APPLY WHAT YOU READ
A) According to the crime fiction review, whom does the reviewer consider the only king of the caper novel?
B) Write the next part of the crime fiction review, picking up after its last sentence.

SELECTED TEXT
'''

Good luck! And don't use these as how-to books, please. There are no guarantees of success in such a field ...

PS:  Looking for more mystery reviews, from cozy to very dark? Browse the Kingdom Books mysteries review blog here.

Tuesday, April 12, 2016

Superb Hollywood Crime Caper, in KING MAYBE, Junior Bender

To me, there's only one king of the caper novel in crime fiction: the late, great Donald Westlake. Sure, Dave Zeltserman tied up the modern "noir" caper a few years ago. Rory Flynn's carving out Boston space for his, if not quite so cheerfully. And there are regional gems like Carl Hiassen's Florida titles and the Texas ones by Kinky Friedman.

But Westlake's gift was a combination of exquisite timing (the kind a good comedian has to have) and a willingness to show that criminals can be ordinary dumb bunnies like the guy next door. Beyond that aspect of his caper novels, Westlake also revealed, in a short early series of his under the pen name Tucker Coe, that he understood heartbreak, male style, and could write it with precision and a sharp blade of a pen (or typewriter key). Even though he ended that series before his career soared, the revelation insisted on slipping into his hard-working and often-failing criminals in the rest of his work.

'''

Data for recognizing document structure
'''

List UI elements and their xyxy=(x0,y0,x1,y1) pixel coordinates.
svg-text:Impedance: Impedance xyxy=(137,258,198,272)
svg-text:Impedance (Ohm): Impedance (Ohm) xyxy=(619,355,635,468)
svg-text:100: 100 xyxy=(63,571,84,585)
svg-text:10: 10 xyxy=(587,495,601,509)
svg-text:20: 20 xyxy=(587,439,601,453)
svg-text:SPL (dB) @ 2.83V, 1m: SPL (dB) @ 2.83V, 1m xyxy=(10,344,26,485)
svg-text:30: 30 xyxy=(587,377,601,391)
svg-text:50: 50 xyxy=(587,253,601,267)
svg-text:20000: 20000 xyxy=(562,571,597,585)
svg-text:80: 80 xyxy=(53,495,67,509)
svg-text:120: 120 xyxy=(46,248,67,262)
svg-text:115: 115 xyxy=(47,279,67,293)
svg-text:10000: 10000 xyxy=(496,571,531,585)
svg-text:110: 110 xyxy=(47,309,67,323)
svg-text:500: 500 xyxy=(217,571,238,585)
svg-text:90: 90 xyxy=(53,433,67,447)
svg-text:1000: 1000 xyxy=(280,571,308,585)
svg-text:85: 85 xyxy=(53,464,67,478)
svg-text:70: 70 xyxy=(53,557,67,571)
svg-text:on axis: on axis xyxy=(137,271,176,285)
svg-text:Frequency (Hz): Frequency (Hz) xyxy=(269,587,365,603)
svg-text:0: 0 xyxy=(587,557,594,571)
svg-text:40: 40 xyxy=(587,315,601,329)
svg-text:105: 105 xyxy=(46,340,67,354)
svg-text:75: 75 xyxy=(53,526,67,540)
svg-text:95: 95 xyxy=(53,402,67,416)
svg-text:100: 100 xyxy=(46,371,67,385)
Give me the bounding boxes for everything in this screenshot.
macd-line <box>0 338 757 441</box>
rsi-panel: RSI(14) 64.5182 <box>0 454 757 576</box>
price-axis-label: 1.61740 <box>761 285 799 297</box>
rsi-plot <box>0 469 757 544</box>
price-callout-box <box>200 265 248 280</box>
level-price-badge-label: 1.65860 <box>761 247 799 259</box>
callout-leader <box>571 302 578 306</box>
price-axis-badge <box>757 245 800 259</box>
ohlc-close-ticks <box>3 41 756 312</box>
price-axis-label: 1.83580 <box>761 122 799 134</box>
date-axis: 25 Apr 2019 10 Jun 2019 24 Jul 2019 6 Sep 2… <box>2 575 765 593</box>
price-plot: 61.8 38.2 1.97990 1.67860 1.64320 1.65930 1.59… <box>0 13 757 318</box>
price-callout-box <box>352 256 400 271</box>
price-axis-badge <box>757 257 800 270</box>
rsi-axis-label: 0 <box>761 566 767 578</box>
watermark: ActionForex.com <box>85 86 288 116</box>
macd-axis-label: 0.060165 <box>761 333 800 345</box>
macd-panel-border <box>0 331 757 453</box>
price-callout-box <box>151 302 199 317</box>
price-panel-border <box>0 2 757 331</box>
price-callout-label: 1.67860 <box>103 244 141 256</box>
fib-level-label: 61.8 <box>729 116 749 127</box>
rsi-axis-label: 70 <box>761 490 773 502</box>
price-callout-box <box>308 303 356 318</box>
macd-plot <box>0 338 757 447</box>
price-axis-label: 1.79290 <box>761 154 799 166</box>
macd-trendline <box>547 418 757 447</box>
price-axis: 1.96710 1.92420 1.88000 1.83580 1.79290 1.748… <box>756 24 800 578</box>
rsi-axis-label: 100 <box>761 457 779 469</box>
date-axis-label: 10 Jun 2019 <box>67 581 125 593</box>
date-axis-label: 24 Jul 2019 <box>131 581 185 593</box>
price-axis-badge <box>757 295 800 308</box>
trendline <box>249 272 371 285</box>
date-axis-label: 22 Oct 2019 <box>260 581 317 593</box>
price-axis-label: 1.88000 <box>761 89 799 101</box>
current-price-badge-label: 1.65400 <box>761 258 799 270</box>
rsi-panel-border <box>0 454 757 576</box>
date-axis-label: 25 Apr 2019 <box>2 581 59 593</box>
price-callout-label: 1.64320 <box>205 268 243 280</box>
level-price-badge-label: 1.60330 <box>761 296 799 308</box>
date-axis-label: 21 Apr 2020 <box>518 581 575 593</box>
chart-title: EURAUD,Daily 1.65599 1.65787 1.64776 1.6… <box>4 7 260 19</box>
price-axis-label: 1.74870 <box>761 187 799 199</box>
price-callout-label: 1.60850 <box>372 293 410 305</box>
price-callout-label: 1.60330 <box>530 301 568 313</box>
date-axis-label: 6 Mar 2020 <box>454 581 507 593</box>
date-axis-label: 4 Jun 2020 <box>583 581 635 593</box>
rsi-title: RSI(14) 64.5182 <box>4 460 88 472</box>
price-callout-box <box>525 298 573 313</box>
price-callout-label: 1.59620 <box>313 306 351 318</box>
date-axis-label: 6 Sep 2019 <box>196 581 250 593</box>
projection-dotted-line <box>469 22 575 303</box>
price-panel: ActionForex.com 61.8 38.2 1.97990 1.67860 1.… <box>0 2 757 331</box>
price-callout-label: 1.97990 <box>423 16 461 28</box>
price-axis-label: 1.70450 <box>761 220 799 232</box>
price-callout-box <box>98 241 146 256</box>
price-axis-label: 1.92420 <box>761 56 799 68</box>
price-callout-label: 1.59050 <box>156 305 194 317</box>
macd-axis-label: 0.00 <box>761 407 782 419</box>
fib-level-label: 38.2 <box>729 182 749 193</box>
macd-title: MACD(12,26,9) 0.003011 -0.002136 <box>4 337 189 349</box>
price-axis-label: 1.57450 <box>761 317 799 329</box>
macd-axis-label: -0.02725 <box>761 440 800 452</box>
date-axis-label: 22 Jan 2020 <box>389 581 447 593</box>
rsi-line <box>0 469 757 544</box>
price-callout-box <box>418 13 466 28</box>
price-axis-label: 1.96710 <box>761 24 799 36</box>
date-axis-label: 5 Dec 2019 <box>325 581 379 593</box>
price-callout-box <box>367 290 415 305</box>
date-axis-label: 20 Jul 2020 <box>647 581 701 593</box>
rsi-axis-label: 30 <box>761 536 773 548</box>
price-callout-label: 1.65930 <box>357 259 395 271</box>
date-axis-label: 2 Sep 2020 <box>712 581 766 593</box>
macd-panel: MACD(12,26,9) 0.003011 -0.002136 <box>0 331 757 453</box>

'''

ANSWERS BY TASK
A) Donald Westlake

B)
Timothy Hallinan hasn't used the same sort of sleight of hand. His Bangkok series featuring Poke Rafferty rose steadily into a portrait of how a "family of choice" can form and be nurtured; the biggest risks Poke takes, he takes for the sake of the people he cares about.

So when Hallinan segued into the Junior Bender series (which despite the character's name is emphatically NOT "young adult"), he took that emotional dynamic directly into the life of his exquisitely skilled, art-expert, house burglar in Hollywood, Junior Bender. Bender is in many ways clueless about how relationships work -- but he chooses phenomenal women who, if he can manage to let them, not only put up with his gaffes but also teach him how to treat a smart, wise, savvy woman ... like his ex-wife, his teenage daughter, and his current girlfriend, who's so careful not to fully trust him that he's not even sure he knows her real name.

Good thing Junior stumbled into those liaisons, because the heist he's attempting at the opening of KING MAYBE (Junior Bender #5, from Soho Crime) goes wrong so fast and so hard that he'd be a bloody battered corpse, were it not for the rapid response of his ladyfriend (and getaway driver) Ronnie. And it's only Ronnie who can keep calm enough to sort out what's pushing the disasters into place, as Junior holds an incredibly valuable postage stamp in his hands while at least three people try to kill him. Even Stinky, who hired him:
Stinky ... settled his weight farther back in the seat, which made the car dip. "As you should know from recent experience, Junior, when I want to kill you, I'll hire someone to shoot you."

"Like that other man just did," Ronnie said.

Stinky said, "What other man?"

I said, "Never mind."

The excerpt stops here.